Stored records

☆ ☆ ☆ ☆ ☆

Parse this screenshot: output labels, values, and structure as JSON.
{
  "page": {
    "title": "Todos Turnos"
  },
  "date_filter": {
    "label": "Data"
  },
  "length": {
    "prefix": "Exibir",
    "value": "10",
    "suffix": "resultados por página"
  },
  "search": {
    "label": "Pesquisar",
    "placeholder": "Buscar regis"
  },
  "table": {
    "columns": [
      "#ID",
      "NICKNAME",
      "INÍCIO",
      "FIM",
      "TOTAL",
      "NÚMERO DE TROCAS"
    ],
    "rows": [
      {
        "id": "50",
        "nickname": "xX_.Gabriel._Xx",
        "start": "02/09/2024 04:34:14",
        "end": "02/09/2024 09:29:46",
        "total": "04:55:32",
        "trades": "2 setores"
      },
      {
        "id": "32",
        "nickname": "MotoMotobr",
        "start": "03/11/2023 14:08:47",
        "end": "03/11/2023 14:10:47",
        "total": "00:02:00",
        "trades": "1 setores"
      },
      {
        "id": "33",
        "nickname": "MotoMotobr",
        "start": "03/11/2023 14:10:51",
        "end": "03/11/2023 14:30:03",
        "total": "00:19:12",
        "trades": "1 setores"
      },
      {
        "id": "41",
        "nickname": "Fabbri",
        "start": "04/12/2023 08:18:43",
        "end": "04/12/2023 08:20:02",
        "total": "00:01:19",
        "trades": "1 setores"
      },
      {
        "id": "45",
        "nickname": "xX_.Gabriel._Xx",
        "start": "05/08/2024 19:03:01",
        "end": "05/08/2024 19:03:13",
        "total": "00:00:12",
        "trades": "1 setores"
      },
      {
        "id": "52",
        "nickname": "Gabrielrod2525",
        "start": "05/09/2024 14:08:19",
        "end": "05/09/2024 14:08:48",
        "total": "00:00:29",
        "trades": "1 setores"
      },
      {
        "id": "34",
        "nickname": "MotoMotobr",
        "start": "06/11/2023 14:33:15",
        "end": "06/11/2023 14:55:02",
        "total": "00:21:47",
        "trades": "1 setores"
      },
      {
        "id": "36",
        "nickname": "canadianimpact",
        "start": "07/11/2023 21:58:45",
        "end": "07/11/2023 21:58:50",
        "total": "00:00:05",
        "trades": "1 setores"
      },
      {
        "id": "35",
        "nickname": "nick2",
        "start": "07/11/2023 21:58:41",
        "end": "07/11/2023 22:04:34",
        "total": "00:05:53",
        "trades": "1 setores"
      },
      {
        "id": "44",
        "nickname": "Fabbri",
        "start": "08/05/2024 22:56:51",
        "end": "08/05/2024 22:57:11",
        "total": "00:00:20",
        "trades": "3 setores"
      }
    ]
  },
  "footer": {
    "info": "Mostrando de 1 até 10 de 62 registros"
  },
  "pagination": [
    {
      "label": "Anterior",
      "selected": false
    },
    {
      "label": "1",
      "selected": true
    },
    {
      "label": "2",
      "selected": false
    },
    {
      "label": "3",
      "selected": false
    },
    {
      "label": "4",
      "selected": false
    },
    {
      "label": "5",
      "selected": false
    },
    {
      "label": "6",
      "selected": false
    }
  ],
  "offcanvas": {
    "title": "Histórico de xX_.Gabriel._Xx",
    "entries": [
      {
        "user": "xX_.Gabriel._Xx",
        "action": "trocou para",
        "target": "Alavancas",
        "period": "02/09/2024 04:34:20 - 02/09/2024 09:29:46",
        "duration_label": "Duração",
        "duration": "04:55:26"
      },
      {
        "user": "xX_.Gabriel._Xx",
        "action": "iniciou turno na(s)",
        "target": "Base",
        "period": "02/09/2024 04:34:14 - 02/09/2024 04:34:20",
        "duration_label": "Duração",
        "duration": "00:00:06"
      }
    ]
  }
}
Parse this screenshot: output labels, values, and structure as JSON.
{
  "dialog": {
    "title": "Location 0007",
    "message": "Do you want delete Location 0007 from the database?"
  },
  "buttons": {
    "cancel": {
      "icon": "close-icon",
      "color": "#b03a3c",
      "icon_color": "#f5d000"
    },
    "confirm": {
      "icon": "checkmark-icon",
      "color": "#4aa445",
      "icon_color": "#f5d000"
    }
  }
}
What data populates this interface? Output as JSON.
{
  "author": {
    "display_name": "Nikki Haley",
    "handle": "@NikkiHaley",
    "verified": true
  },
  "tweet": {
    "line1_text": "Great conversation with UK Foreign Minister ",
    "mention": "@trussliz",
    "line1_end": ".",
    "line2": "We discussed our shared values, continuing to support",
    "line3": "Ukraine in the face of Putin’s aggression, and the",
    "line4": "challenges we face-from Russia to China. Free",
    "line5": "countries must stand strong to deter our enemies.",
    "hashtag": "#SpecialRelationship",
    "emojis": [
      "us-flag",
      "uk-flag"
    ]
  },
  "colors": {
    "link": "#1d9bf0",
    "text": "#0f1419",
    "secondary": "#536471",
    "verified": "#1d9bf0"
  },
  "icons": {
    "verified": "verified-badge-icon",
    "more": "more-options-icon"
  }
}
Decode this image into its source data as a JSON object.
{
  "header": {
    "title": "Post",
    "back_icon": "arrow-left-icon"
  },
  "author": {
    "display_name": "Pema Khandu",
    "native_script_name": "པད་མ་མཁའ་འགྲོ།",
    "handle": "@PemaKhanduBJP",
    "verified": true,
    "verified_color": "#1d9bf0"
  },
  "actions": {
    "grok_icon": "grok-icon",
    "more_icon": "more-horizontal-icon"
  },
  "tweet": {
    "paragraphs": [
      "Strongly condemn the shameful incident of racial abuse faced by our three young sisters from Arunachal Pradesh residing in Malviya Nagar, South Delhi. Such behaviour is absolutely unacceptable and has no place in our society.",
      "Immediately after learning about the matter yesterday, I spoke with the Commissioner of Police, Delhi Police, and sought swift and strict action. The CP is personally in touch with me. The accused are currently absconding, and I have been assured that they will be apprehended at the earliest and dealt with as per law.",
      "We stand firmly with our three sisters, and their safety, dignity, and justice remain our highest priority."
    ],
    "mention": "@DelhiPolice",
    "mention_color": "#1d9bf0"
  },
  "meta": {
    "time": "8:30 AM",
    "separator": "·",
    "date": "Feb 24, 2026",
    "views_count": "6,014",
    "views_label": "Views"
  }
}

☆ ☆ ☆ ☆ ☆

Give the number of lines in the data that contain "Location", with no other words.

◆ Expected answer
2